Document extract:

________________________

Classification systems available on the Web include:

Metadata principle 4. Good metadata includes a clear statement on the conditions and terms of use for the digital object.

Terms and conditions of use include legal rights (e.g. fair use), permissions, and limitations on the exercise of permissions. The user should be informed how to obtain permission for restricted uses and how to cite the material for allowed uses. Special technical requirements, such as the required viewer or reader, should also be noted.

If this information is the same for all the materials in a collection, documenting it in collection-level metadata is adequate (see COLLECTIONS). Otherwise, metadata records for individual objects should contain information pertaining to the particular object. Many metadata schemes have designated places to put this information; if they do not, some locally defined element should be used.

For an example of collection-level copyright information, see the Florida Heritage Collection of the Florida state university libraries at http://palmm.fcla.edu/fh/ and click Copyright information on the sidebar.

Metadata principle 5: Good metadata supports the long-term management of objects in collections.

Administrative metadata is information intended to facilitate the management of resources. It can include data such as when and how an object was created, who is responsible for controlling access to or archiving the content, what control or processing activities have been performed in relation to it, and what restrictions on access or use apply. Technical metadata, such as capture information, physical format, file size, checksum, sampling frequencies, etc., may be necessary to ensure the continued usability of an object, or to reconstruct a damaged object.

Preservation metadata is a subset of administrative metadata aimed specifically at supporting the long-term retention of digital objects. It may include detailed technical metadata as well as information related to the rights management, record keeping, management history, and change history of the object. It should, therefore, be compatible with the collections management workflow of organizations that manage collections. In some cases, this may require a negotiation to resolve institutional workflow and digital object descriptions.

Archivists and records managers are particularly interested in record-keeping metadata.

Structural metadata relates the pieces of a compound object together. If a book consists of several page images, it is clearly not enough to preserve the physical image files; information concerning the order of files (page numbering) and how they relate to the logical structure of the book (table of contents) is also required. Three standards for packaging complex digital objects are the Metadata Encoding and Transmission Standard (METS), the IMS Content Packaging XML Binding, and the MPEG-21 Digital Item Declaration Language (DIDL). Of these, METS is most widely used in the cultural heritage community. METS is an XML schema that not only specifies how to represent structural metadata for an object, but also provides a framework for associating descriptive and administrative metadata (http://www.loc.gov/standards/mets/).

Metadata principle 6: Good metadata records are objects themselves and therefore should have the qualities of good objects, including authority, authenticity, archivability, persistence, and unique identification.

________________________

[Spatial layout entries]
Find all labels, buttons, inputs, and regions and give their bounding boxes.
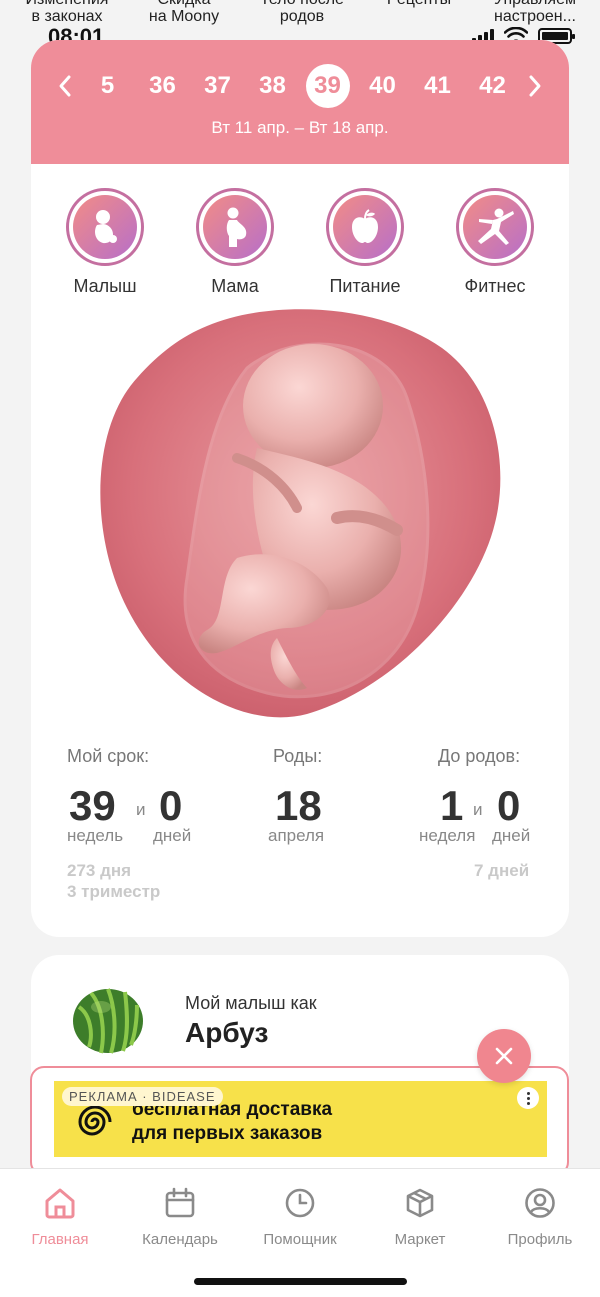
category-label: Питание	[329, 276, 401, 296]
until-birth-days-unit: дней	[492, 826, 531, 845]
tab-label: Профиль	[507, 1231, 573, 1248]
tab-calendar[interactable]: Календарь	[120, 1185, 240, 1248]
story-item[interactable]: Рецепты	[364, 0, 474, 8]
category-label: Малыш	[73, 276, 137, 296]
pregnant-mom-icon	[226, 207, 247, 247]
until-birth-title: До родов:	[438, 746, 521, 766]
ad-more-button[interactable]	[517, 1087, 539, 1109]
tab-home[interactable]: Главная	[0, 1185, 120, 1248]
my-term-days-unit: дней	[153, 826, 192, 845]
profile-icon	[525, 1188, 555, 1218]
week-selector: 5 36 37 38 39 40 41 42	[31, 64, 569, 108]
my-term-weeks-unit: недель	[67, 826, 124, 845]
birth-day: 18	[275, 782, 322, 829]
category-baby-button[interactable]: Малыш	[45, 188, 165, 297]
my-term-title: Мой срок:	[67, 746, 150, 766]
birth-month: апреля	[268, 826, 325, 845]
chevron-right-icon	[529, 75, 541, 97]
box-icon	[406, 1188, 434, 1218]
clock-icon	[285, 1188, 315, 1218]
my-term-days: 0	[159, 782, 183, 829]
fetus-illustration[interactable]	[97, 308, 505, 718]
category-mom-button[interactable]: Мама	[175, 188, 295, 297]
category-label: Мама	[211, 276, 259, 296]
ad-container: бесплатная доставка для первых заказов Р…	[30, 1066, 569, 1176]
week-header: 5 36 37 38 39 40 41 42 Вт 11 апр. – Вт 1…	[31, 40, 569, 164]
tab-label: Маркет	[394, 1231, 446, 1248]
baby-size-caption: Мой малыш как	[185, 993, 317, 1013]
tab-label: Помощник	[263, 1231, 337, 1248]
week-number[interactable]: 36	[141, 64, 185, 108]
story-item[interactable]: Управляемнастроен...	[480, 0, 590, 25]
tab-label: Главная	[31, 1231, 89, 1248]
week-number[interactable]: 37	[196, 64, 240, 108]
tab-assistant[interactable]: Помощник	[240, 1185, 360, 1248]
until-birth-weeks: 1	[440, 782, 464, 829]
chevron-left-icon	[59, 75, 71, 97]
category-nutrition-button[interactable]: Питание	[305, 188, 425, 297]
ad-banner[interactable]: бесплатная доставка для первых заказов Р…	[54, 1081, 547, 1157]
week-number-selected[interactable]: 39	[305, 64, 350, 108]
tab-profile[interactable]: Профиль	[480, 1185, 600, 1248]
ad-label: РЕКЛАМА · BIDEASE	[62, 1087, 223, 1106]
baby-size-fruit: Арбуз	[185, 1017, 269, 1048]
apple-icon	[352, 209, 378, 243]
my-term-total-days: 273 дня	[67, 861, 132, 880]
my-term-weeks: 39	[69, 782, 116, 829]
my-term-and: и	[136, 800, 146, 819]
watermelon-icon	[73, 988, 143, 1054]
close-ad-button[interactable]	[477, 1029, 531, 1083]
week-number[interactable]: 41	[416, 64, 460, 108]
week-number[interactable]: 5	[86, 64, 130, 108]
week-number[interactable]: 42	[471, 64, 515, 108]
tab-market[interactable]: Маркет	[360, 1185, 480, 1248]
until-birth-and: и	[473, 800, 483, 819]
ad-text-line2: для первых заказов	[132, 1123, 323, 1144]
birth-title: Роды:	[273, 746, 323, 766]
next-week-button[interactable]	[520, 64, 550, 108]
my-term-trimester: 3 триместр	[67, 882, 161, 901]
category-label: Фитнес	[464, 276, 526, 296]
prev-week-button[interactable]	[50, 64, 80, 108]
until-birth-total-days: 7 дней	[474, 861, 530, 880]
home-icon	[45, 1188, 75, 1219]
category-fitness-button[interactable]: Фитнес	[435, 188, 555, 297]
until-birth-days: 0	[497, 782, 521, 829]
fitness-icon	[478, 208, 514, 245]
week-number[interactable]: 38	[251, 64, 295, 108]
home-indicator	[194, 1278, 407, 1285]
week-number[interactable]: 40	[361, 64, 405, 108]
until-birth-weeks-unit: неделя	[419, 826, 476, 845]
week-date-range: Вт 11 апр. – Вт 18 апр.	[211, 118, 389, 137]
story-item[interactable]: Тело послеродов	[247, 0, 357, 25]
pregnancy-week-card: 5 36 37 38 39 40 41 42 Вт 11 апр. – Вт 1…	[31, 40, 569, 937]
category-row: Малыш Мама Питание Фитнес	[31, 188, 569, 298]
story-item[interactable]: Скидкана Moony	[129, 0, 239, 25]
spiral-logo-icon	[78, 1105, 112, 1136]
pregnancy-stats: Мой срок: 39 и 0 недель дней 273 дня 3 т…	[31, 746, 569, 916]
tab-label: Календарь	[142, 1231, 218, 1248]
baby-icon	[95, 210, 117, 244]
story-item[interactable]: Измененияв законах	[12, 0, 122, 25]
calendar-icon	[165, 1187, 195, 1218]
close-icon	[495, 1047, 513, 1065]
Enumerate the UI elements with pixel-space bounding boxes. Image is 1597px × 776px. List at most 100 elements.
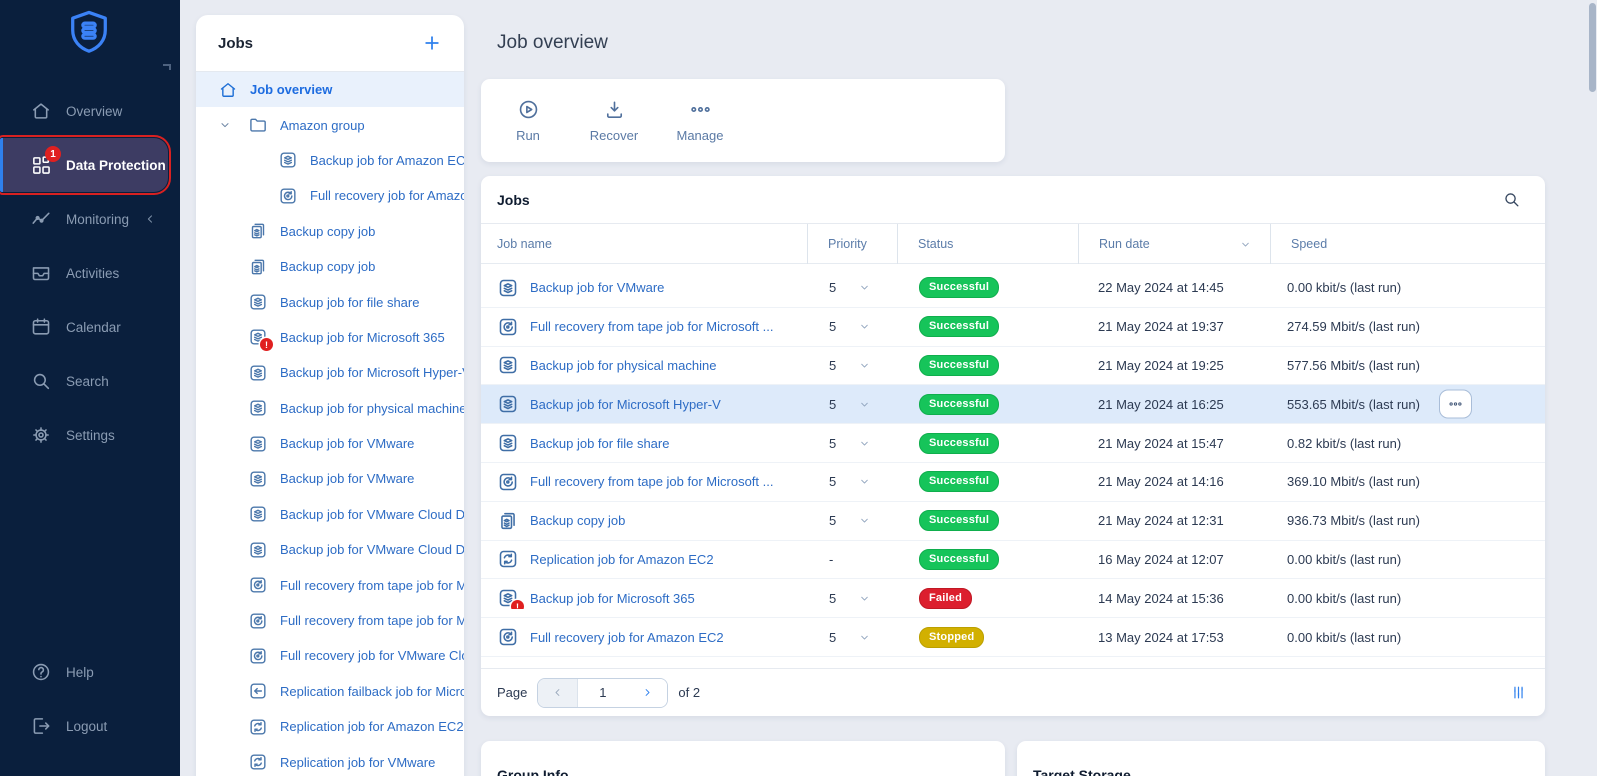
priority-dropdown-chevron[interactable]	[858, 631, 871, 644]
sidebar-item[interactable]: Logout	[0, 699, 180, 753]
home-icon	[218, 80, 238, 100]
tree-item[interactable]: Replication job for Amazon EC2	[196, 709, 464, 744]
backup-icon	[497, 393, 519, 415]
sidebar-item[interactable]: Search	[0, 354, 180, 408]
job-name-link[interactable]: Backup copy job	[530, 513, 625, 528]
job-name-link[interactable]: Backup job for file share	[530, 436, 669, 451]
expand-chevron-icon[interactable]	[218, 118, 232, 132]
copy-icon	[248, 221, 268, 241]
table-row[interactable]: Backup job for VMware 5 Successful 22 Ma…	[481, 269, 1545, 308]
tree-item-label: Amazon group	[280, 118, 365, 133]
table-row[interactable]: Backup job for Microsoft Hyper-V 5 Succe…	[481, 385, 1545, 424]
column-header-speed[interactable]: Speed	[1270, 224, 1545, 264]
column-header-run-date[interactable]: Run date	[1078, 224, 1270, 264]
priority-dropdown-chevron[interactable]	[858, 437, 871, 450]
search-icon[interactable]	[1502, 190, 1521, 209]
toolbar-button[interactable]: Recover	[571, 86, 657, 156]
speed: 0.82 kbit/s (last run)	[1270, 436, 1545, 451]
sidebar-item[interactable]: Help	[0, 645, 180, 699]
table-row[interactable]: Backup copy job 5 Successful 21 May 2024…	[481, 502, 1545, 541]
sidebar-item[interactable]: Activities	[0, 246, 180, 300]
job-name-link[interactable]: Backup job for physical machine	[530, 358, 716, 373]
priority-dropdown-chevron[interactable]	[858, 475, 871, 488]
table-row[interactable]: Backup job for physical machine 5 Succes…	[481, 347, 1545, 386]
job-name-link[interactable]: Replication job for Amazon EC2	[530, 552, 714, 567]
run-date: 16 May 2024 at 12:07	[1078, 552, 1270, 567]
tree-item[interactable]: Full recovery from tape job for Microsof…	[196, 603, 464, 638]
tree-item[interactable]: Backup job for VMware Cloud Director	[196, 532, 464, 567]
toolbar-button[interactable]: Manage	[657, 86, 743, 156]
job-name-link[interactable]: Backup job for Microsoft 365	[530, 591, 695, 606]
sidebar-item[interactable]: Calendar	[0, 300, 180, 354]
job-name-link[interactable]: Backup job for VMware	[530, 280, 664, 295]
tree-item[interactable]: Backup job for Microsoft Hyper-V	[196, 355, 464, 390]
row-actions-button[interactable]	[1439, 390, 1472, 419]
priority-dropdown-chevron[interactable]	[858, 398, 871, 411]
sidebar-item[interactable]: Monitoring	[0, 192, 180, 246]
table-row[interactable]: Full recovery job for Amazon EC2 5 Stopp…	[481, 618, 1545, 657]
tree-item[interactable]: Backup copy job	[196, 249, 464, 284]
page-number[interactable]: 1	[578, 679, 627, 707]
tree-item[interactable]: Replication failback job for Microsoft H…	[196, 674, 464, 709]
replication-icon	[248, 717, 268, 737]
sidebar-item[interactable]: 1 Data Protection	[0, 138, 168, 192]
column-header-job-name[interactable]: Job name	[481, 224, 807, 264]
status-badge: Successful	[919, 549, 999, 570]
tree-item[interactable]: Full recovery from tape job for Microsof…	[196, 567, 464, 602]
backup-icon	[248, 469, 268, 489]
job-name-link[interactable]: Backup job for Microsoft Hyper-V	[530, 397, 721, 412]
priority-value: 5	[829, 358, 836, 373]
tree-item[interactable]: Backup copy job	[196, 214, 464, 249]
status-badge: Successful	[919, 510, 999, 531]
tree-item[interactable]: Job overview	[196, 72, 464, 107]
sidebar-item[interactable]: Overview	[0, 84, 180, 138]
priority-dropdown-chevron[interactable]	[858, 281, 871, 294]
priority-dropdown-chevron[interactable]	[858, 359, 871, 372]
job-name-link[interactable]: Full recovery job for Amazon EC2	[530, 630, 724, 645]
tree-item[interactable]: Backup job for Amazon EC2	[196, 143, 464, 178]
toolbar-button[interactable]: Run	[485, 86, 571, 156]
group-info-title: Group Info	[497, 767, 989, 776]
prev-page-button[interactable]	[538, 679, 578, 707]
run-date: 13 May 2024 at 17:53	[1078, 630, 1270, 645]
priority-value: 5	[829, 630, 836, 645]
add-job-button[interactable]	[422, 33, 442, 53]
tree-item-label: Replication job for VMware	[280, 755, 435, 770]
table-body: Backup job for VMware 5 Successful 22 Ma…	[481, 264, 1545, 668]
tree-item[interactable]: Full recovery job for Amazon EC2	[196, 178, 464, 213]
sidebar-item[interactable]: Settings	[0, 408, 180, 462]
sort-chevron-icon[interactable]	[1239, 238, 1252, 251]
column-settings-icon[interactable]	[1510, 684, 1527, 701]
tree-item[interactable]: Amazon group	[196, 107, 464, 142]
tree-item[interactable]: Full recovery job for VMware Cloud Direc…	[196, 638, 464, 673]
priority-dropdown-chevron[interactable]	[858, 592, 871, 605]
table-row[interactable]: !Backup job for Microsoft 365 5 Failed 1…	[481, 579, 1545, 618]
scrollbar-thumb[interactable]	[1589, 3, 1596, 92]
tree-item[interactable]: Backup job for file share	[196, 284, 464, 319]
recovery-icon	[248, 611, 268, 631]
tree-item[interactable]: Backup job for VMware	[196, 461, 464, 496]
priority-dropdown-chevron[interactable]	[858, 320, 871, 333]
tree-item[interactable]: Backup job for VMware	[196, 426, 464, 461]
column-header-status[interactable]: Status	[897, 224, 1078, 264]
column-header-priority[interactable]: Priority	[807, 224, 897, 264]
jobs-panel-title: Jobs	[218, 35, 253, 52]
tree-item[interactable]: Replication job for VMware	[196, 744, 464, 776]
table-row[interactable]: Full recovery from tape job for Microsof…	[481, 308, 1545, 347]
table-row[interactable]: Full recovery from tape job for Microsof…	[481, 463, 1545, 502]
job-name-link[interactable]: Full recovery from tape job for Microsof…	[530, 474, 773, 489]
job-name-link[interactable]: Full recovery from tape job for Microsof…	[530, 319, 773, 334]
tree-item[interactable]: Backup job for physical machine	[196, 391, 464, 426]
table-row[interactable]: Replication job for Amazon EC2 - Success…	[481, 541, 1545, 580]
run-date: 22 May 2024 at 14:45	[1078, 280, 1270, 295]
tree-item[interactable]: Backup job for VMware Cloud Director	[196, 497, 464, 532]
run-date: 21 May 2024 at 19:25	[1078, 358, 1270, 373]
table-row[interactable]: Backup job for file share 5 Successful 2…	[481, 424, 1545, 463]
speed: 0.00 kbit/s (last run)	[1270, 280, 1545, 295]
next-page-button[interactable]	[627, 679, 667, 707]
recovery-icon	[248, 646, 268, 666]
priority-dropdown-chevron[interactable]	[858, 514, 871, 527]
tree-item[interactable]: ! Backup job for Microsoft 365	[196, 320, 464, 355]
tree-item-label: Full recovery job for VMware Cloud Direc…	[280, 648, 464, 663]
collapse-chevron-icon[interactable]	[143, 212, 157, 226]
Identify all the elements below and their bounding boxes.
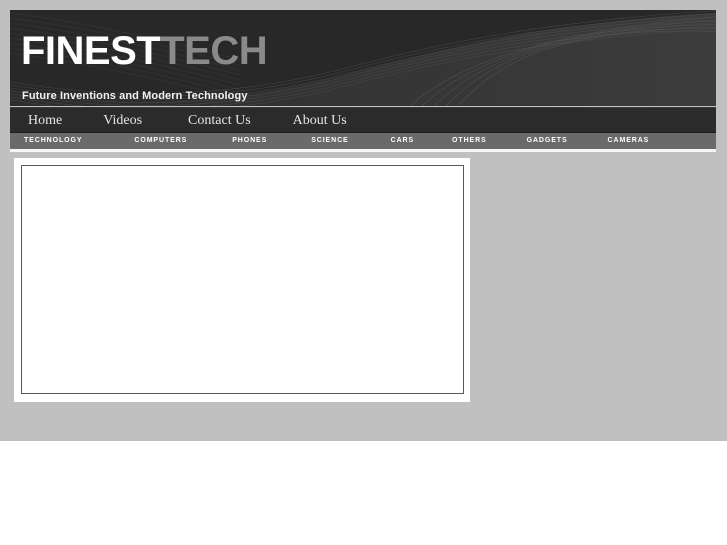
category-link-others[interactable]: OTHERS bbox=[442, 133, 497, 149]
category-item-cameras[interactable]: CAMERAS bbox=[578, 133, 660, 149]
site-masthead: FINESTTECH Future Inventions and Modern … bbox=[10, 10, 716, 106]
category-link-technology[interactable]: TECHNOLOGY bbox=[14, 133, 92, 149]
category-item-technology[interactable]: TECHNOLOGY bbox=[10, 133, 92, 149]
nav-item-home[interactable]: Home bbox=[10, 108, 75, 133]
nav-link-about-us[interactable]: About Us bbox=[280, 108, 360, 133]
primary-nav-list: Home Videos Contact Us About Us bbox=[10, 108, 716, 132]
category-link-cars[interactable]: CARS bbox=[381, 133, 424, 149]
nav-link-home[interactable]: Home bbox=[15, 108, 75, 133]
category-link-science[interactable]: SCIENCE bbox=[301, 133, 358, 149]
category-item-science[interactable]: SCIENCE bbox=[277, 133, 358, 149]
site-tagline: Future Inventions and Modern Technology bbox=[22, 90, 248, 102]
content-placeholder bbox=[22, 166, 463, 393]
category-item-phones[interactable]: PHONES bbox=[197, 133, 277, 149]
nav-item-about-us[interactable]: About Us bbox=[264, 108, 360, 133]
category-link-cameras[interactable]: CAMERAS bbox=[598, 133, 660, 149]
site-logo[interactable]: FINESTTECH bbox=[21, 29, 268, 73]
category-navigation: TECHNOLOGY COMPUTERS PHONES SCIENCE CARS… bbox=[10, 133, 716, 149]
category-item-cars[interactable]: CARS bbox=[359, 133, 424, 149]
main-content-panel bbox=[14, 158, 470, 402]
category-item-computers[interactable]: COMPUTERS bbox=[92, 133, 197, 149]
category-item-others[interactable]: OTHERS bbox=[424, 133, 497, 149]
category-link-computers[interactable]: COMPUTERS bbox=[124, 133, 197, 149]
category-nav-list: TECHNOLOGY COMPUTERS PHONES SCIENCE CARS… bbox=[10, 133, 716, 149]
page-shell: FINESTTECH Future Inventions and Modern … bbox=[0, 0, 727, 441]
category-item-gadgets[interactable]: GADGETS bbox=[497, 133, 578, 149]
content-frame bbox=[21, 165, 464, 394]
logo-text-primary: FINEST bbox=[21, 29, 161, 73]
primary-navigation: Home Videos Contact Us About Us bbox=[10, 107, 716, 133]
category-link-gadgets[interactable]: GADGETS bbox=[517, 133, 578, 149]
category-link-phones[interactable]: PHONES bbox=[222, 133, 277, 149]
nav-link-videos[interactable]: Videos bbox=[90, 108, 155, 133]
content-area bbox=[10, 152, 716, 441]
nav-link-contact-us[interactable]: Contact Us bbox=[175, 108, 264, 133]
nav-item-contact-us[interactable]: Contact Us bbox=[155, 108, 264, 133]
nav-item-videos[interactable]: Videos bbox=[75, 108, 155, 133]
logo-text-secondary: TECH bbox=[160, 29, 268, 73]
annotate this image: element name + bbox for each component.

________________________

Set problem 1:
Please reproduce the part of the metadata principles text from "Classification systems available" up to and including "the digital object.".
Set problem 2:
According to the metadata principles text, which standard for packaging complex digital objects is most widely used in the cultural heritage community?
Set problem 3:
Turn the paragraph of the metadata principles text that begins "Preservation metadata is a subset" into a short bulleted list that keeps its main facts.

Exercise result 1:
Classification systems available on the Web include:

Metadata principle 4. Good metadata includes a clear statement on the conditions and terms of use for the digital object.

Exercise result 2:
The Metadata Encoding and Transmission Standard (METS).

Exercise result 3:
- Preservation metadata is a subset of administrative metadata aimed at supporting the long-term retention of digital objects.
- It may include detailed technical metadata and information on the object's rights management, record keeping, management history, and change history.
- It should therefore be compatible with the collections management workflow of organizations that manage collections.
- In some cases, this may require negotiation to resolve institutional workflow and digital object descriptions.